QUELLDOKUMENT →
Lieber Achim,
herzlichen Dank für Dein Schreiben und das darin enthaltene und unterstützenswerte Plädoyer für die Solarenergie. Ich möchte Dir auch im Namen von Heinz Paula antworten.
Die Bundesregierung verbreitet mit ihren neuesten Kürzungsplänen zur Solarförderung Chaos und Unsicherheit in der Branche. Anstelle mit Bedacht und Augenmaß die Vergütungen schrittweise an die Kostenentwicklung anzupassen und die Systemintegration der Photovoltaik (PV) voranzutreiben, vollführt die Bundesregierung eine systematische Kehrtwende und will die Zukunft der Branche in die Hände der Ministerien legen.

BEREITGESTELLTE ANGABEN →
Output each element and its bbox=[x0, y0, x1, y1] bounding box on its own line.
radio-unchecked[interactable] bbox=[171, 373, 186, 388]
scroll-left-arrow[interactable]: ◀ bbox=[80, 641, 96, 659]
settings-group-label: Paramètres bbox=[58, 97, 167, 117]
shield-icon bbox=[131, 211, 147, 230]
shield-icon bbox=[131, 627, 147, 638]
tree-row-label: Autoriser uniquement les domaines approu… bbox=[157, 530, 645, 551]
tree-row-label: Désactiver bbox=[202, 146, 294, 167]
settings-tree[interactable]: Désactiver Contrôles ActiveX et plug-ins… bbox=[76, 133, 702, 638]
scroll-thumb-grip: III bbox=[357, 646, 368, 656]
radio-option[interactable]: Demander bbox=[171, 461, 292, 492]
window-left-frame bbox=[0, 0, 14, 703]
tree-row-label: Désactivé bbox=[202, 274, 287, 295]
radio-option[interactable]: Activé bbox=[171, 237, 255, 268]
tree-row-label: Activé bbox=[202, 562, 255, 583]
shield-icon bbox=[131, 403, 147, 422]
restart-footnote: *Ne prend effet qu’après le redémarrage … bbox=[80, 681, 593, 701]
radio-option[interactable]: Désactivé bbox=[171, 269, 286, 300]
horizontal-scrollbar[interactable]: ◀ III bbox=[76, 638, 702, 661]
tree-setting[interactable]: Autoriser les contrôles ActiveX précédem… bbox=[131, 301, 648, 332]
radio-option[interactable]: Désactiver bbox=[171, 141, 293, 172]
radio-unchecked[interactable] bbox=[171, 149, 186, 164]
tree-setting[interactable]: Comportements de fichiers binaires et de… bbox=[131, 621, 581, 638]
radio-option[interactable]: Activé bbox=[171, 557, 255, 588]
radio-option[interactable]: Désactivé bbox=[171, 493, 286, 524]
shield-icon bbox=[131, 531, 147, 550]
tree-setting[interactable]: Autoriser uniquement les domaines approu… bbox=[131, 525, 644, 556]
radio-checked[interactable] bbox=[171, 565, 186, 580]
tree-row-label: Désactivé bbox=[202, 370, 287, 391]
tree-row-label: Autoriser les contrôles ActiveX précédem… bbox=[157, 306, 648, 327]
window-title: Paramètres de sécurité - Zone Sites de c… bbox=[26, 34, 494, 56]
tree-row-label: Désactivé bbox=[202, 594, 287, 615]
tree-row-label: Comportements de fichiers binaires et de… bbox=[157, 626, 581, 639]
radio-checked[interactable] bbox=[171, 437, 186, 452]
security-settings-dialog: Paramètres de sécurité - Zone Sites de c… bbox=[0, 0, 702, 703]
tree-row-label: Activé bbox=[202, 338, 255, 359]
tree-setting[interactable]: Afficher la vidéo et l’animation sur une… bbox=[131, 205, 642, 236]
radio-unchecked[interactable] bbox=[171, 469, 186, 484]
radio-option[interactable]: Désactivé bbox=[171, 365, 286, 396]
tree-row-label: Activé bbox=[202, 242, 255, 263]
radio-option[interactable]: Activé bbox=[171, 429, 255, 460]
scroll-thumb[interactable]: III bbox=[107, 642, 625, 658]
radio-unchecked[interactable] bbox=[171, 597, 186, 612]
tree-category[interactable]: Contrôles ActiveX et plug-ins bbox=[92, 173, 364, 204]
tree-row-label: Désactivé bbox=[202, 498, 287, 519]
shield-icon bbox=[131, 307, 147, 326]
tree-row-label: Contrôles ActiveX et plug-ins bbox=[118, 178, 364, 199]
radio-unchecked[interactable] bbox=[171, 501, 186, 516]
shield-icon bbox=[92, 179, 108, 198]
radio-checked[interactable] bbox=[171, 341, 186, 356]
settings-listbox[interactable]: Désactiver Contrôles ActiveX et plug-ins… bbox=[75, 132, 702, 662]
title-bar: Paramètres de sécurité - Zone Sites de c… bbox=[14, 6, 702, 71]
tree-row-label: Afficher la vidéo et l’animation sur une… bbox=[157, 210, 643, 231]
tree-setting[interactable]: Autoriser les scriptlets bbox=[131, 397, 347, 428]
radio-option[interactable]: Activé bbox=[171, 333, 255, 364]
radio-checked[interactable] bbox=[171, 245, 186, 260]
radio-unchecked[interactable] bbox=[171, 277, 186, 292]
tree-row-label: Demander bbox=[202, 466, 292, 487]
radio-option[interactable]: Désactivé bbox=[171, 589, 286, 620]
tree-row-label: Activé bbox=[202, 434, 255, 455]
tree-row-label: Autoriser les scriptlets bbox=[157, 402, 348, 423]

AUFGABEN →
**A.** In wessen Namen wird im Quelldokument zusätzlich geantwortet?
**B.** Stimmen die folgenden Aussagen mit dem Quelldokument überein? Antworte jeweils mit Ja oder Nein und zitiere die entscheidenden Worte.
(i) Die Bundesregierung will die Zukunft der Branche in die Hände der Ministerien legen.
(ii) Die Bundesregierung passt die Vergütungen schrittweise an die Kostenentwicklung an.
(iii) Das beantwortete Schreiben enthält ein Plädoyer für die Windenergie.

ERGEBNISSE →
**A.** Im Namen von Heinz Paula.

**B.**
(i) Ja: „will die Zukunft der Branche in die Hände der Ministerien legen“
(ii) Nein: „Anstelle mit Bedacht und Augenmaß die Vergütungen schrittweise an die Kostenentwicklung anzupassen“
(iii) Nein: „das darin enthaltene und unterstützenswerte Plädoyer für die Solarenergie“